(Records about charts and figures)
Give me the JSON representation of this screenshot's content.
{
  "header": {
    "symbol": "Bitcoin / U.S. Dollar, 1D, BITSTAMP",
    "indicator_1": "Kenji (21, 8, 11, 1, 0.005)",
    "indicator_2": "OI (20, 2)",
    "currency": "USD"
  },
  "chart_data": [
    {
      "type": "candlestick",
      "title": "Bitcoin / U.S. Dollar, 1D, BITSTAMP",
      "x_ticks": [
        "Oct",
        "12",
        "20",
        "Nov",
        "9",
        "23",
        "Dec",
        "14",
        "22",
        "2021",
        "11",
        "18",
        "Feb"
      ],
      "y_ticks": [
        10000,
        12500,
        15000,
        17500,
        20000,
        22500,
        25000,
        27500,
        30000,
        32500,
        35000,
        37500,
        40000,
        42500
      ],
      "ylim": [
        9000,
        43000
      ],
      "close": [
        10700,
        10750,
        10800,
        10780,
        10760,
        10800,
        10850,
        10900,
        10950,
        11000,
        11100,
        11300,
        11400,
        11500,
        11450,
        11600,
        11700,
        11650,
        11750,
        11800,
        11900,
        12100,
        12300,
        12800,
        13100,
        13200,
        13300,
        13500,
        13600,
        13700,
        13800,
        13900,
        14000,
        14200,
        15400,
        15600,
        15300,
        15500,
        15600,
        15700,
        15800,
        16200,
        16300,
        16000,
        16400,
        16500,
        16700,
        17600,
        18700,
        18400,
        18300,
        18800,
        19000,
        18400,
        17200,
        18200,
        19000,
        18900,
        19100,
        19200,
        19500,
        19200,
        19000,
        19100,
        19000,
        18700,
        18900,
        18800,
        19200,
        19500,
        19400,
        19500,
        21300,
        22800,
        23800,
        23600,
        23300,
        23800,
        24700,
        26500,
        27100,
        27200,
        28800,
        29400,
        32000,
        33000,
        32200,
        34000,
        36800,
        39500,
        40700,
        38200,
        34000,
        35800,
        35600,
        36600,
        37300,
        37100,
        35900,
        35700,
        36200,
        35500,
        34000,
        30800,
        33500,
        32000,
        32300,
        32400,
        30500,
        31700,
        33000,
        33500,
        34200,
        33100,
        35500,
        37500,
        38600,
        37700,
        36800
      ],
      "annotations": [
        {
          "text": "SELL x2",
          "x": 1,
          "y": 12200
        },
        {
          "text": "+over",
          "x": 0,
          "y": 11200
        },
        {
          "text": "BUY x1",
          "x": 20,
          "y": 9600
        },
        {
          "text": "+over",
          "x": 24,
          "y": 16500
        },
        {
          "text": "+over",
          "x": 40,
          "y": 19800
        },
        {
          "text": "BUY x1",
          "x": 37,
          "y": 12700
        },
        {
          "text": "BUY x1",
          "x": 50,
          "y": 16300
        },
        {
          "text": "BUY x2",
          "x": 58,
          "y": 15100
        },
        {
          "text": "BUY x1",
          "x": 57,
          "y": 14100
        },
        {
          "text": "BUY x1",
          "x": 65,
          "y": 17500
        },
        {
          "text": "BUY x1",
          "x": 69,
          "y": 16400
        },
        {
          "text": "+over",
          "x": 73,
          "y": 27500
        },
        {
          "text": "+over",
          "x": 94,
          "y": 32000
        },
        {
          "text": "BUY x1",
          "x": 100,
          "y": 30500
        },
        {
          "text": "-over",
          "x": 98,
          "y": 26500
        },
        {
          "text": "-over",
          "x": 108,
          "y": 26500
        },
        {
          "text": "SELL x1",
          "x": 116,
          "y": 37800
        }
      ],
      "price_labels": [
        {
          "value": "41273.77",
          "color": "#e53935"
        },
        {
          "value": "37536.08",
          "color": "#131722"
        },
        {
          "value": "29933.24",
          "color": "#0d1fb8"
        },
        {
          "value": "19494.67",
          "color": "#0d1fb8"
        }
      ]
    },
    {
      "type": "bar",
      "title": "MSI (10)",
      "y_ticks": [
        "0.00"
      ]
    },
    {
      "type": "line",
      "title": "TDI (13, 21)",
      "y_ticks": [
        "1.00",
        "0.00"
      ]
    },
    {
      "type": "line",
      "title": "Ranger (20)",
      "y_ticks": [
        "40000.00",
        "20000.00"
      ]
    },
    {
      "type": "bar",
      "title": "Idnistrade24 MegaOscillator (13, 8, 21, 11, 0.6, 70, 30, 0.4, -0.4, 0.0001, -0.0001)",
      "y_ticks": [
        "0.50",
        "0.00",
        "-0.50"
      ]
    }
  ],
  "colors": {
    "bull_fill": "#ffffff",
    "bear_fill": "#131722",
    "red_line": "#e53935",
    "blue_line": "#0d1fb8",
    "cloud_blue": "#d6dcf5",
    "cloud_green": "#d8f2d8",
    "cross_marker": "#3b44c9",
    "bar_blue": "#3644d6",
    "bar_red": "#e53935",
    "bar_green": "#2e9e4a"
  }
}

* _Directions_
All of the entries must be written out exactly as they stand.

* _Written answer_
Give me the JSON representation of this screenshot's content.
{
  "header": {
    "symbol": "Bitcoin / U.S. Dollar, 1D, BITSTAMP",
    "indicator_1": "Kenji (21, 8, 11, 1, 0.005)",
    "indicator_2": "OI (20, 2)",
    "currency": "USD"
  },
  "chart_data": [
    {
      "type": "candlestick",
      "title": "Bitcoin / U.S. Dollar, 1D, BITSTAMP",
      "x_ticks": [
        "Oct",
        "12",
        "20",
        "Nov",
        "9",
        "23",
        "Dec",
        "14",
        "22",
        "2021",
        "11",
        "18",
        "Feb"
      ],
      "y_ticks": [
        10000,
        12500,
        15000,
        17500,
        20000,
        22500,
        25000,
        27500,
        30000,
        32500,
        35000,
        37500,
        40000,
        42500
      ],
      "ylim": [
        9000,
        43000
      ],
      "close": [
        10700,
        10750,
        10800,
        10780,
        10760,
        10800,
        10850,
        10900,
        10950,
        11000,
        11100,
        11300,
        11400,
        11500,
        11450,
        11600,
        11700,
        11650,
        11750,
        11800,
        11900,
        12100,
        12300,
        12800,
        13100,
        13200,
        13300,
        13500,
        13600,
        13700,
        13800,
        13900,
        14000,
        14200,
        15400,
        15600,
        15300,
        15500,
        15600,
        15700,
        15800,
        16200,
        16300,
        16000,
        16400,
        16500,
        16700,
        17600,
        18700,
        18400,
        18300,
        18800,
        19000,
        18400,
        17200,
        18200,
        19000,
        18900,
        19100,
        19200,
        19500,
        19200,
        19000,
        19100,
        19000,
        18700,
        18900,
        18800,
        19200,
        19500,
        19400,
        19500,
        21300,
        22800,
        23800,
        23600,
        23300,
        23800,
        24700,
        26500,
        27100,
        27200,
        28800,
        29400,
        32000,
        33000,
        32200,
        34000,
        36800,
        39500,
        40700,
        38200,
        34000,
        35800,
        35600,
        36600,
        37300,
        37100,
        35900,
        35700,
        36200,
        35500,
        34000,
        30800,
        33500,
        32000,
        32300,
        32400,
        30500,
        31700,
        33000,
        33500,
        34200,
        33100,
        35500,
        37500,
        38600,
        37700,
        36800
      ],
      "annotations": [
        {
          "text": "SELL x2",
          "x": 1,
          "y": 12200
        },
        {
          "text": "+over",
          "x": 0,
          "y": 11200
        },
        {
          "text": "BUY x1",
          "x": 20,
          "y": 9600
        },
        {
          "text": "+over",
          "x": 24,
          "y": 16500
        },
        {
          "text": "+over",
          "x": 40,
          "y": 19800
        },
        {
          "text": "BUY x1",
          "x": 37,
          "y": 12700
        },
        {
          "text": "BUY x1",
          "x": 50,
          "y": 16300
        },
        {
          "text": "BUY x2",
          "x": 58,
          "y": 15100
        },
        {
          "text": "BUY x1",
          "x": 57,
          "y": 14100
        },
        {
          "text": "BUY x1",
          "x": 65,
          "y": 17500
        },
        {
          "text": "BUY x1",
          "x": 69,
          "y": 16400
        },
        {
          "text": "+over",
          "x": 73,
          "y": 27500
        },
        {
          "text": "+over",
          "x": 94,
          "y": 32000
        },
        {
          "text": "BUY x1",
          "x": 100,
          "y": 30500
        },
        {
          "text": "-over",
          "x": 98,
          "y": 26500
        },
        {
          "text": "-over",
          "x": 108,
          "y": 26500
        },
        {
          "text": "SELL x1",
          "x": 116,
          "y": 37800
        }
      ],
      "price_labels": [
        {
          "value": "41273.77",
          "color": "#e53935"
        },
        {
          "value": "37536.08",
          "color": "#131722"
        },
        {
          "value": "29933.24",
          "color": "#0d1fb8"
        },
        {
          "value": "19494.67",
          "color": "#0d1fb8"
        }
      ]
    },
    {
      "type": "bar",
      "title": "MSI (10)",
      "y_ticks": [
        "0.00"
      ]
    },
    {
      "type": "line",
      "title": "TDI (13, 21)",
      "y_ticks": [
        "1.00",
        "0.00"
      ]
    },
    {
      "type": "line",
      "title": "Ranger (20)",
      "y_ticks": [
        "40000.00",
        "20000.00"
      ]
    },
    {
      "type": "bar",
      "title": "Idnistrade24 MegaOscillator (13, 8, 21, 11, 0.6, 70, 30, 0.4, -0.4, 0.0001, -0.0001)",
      "y_ticks": [
        "0.50",
        "0.00",
        "-0.50"
      ]
    }
  ],
  "colors": {
    "bull_fill": "#ffffff",
    "bear_fill": "#131722",
    "red_line": "#e53935",
    "blue_line": "#0d1fb8",
    "cloud_blue": "#d6dcf5",
    "cloud_green": "#d8f2d8",
    "cross_marker": "#3b44c9",
    "bar_blue": "#3644d6",
    "bar_red": "#e53935",
    "bar_green": "#2e9e4a"
  }
}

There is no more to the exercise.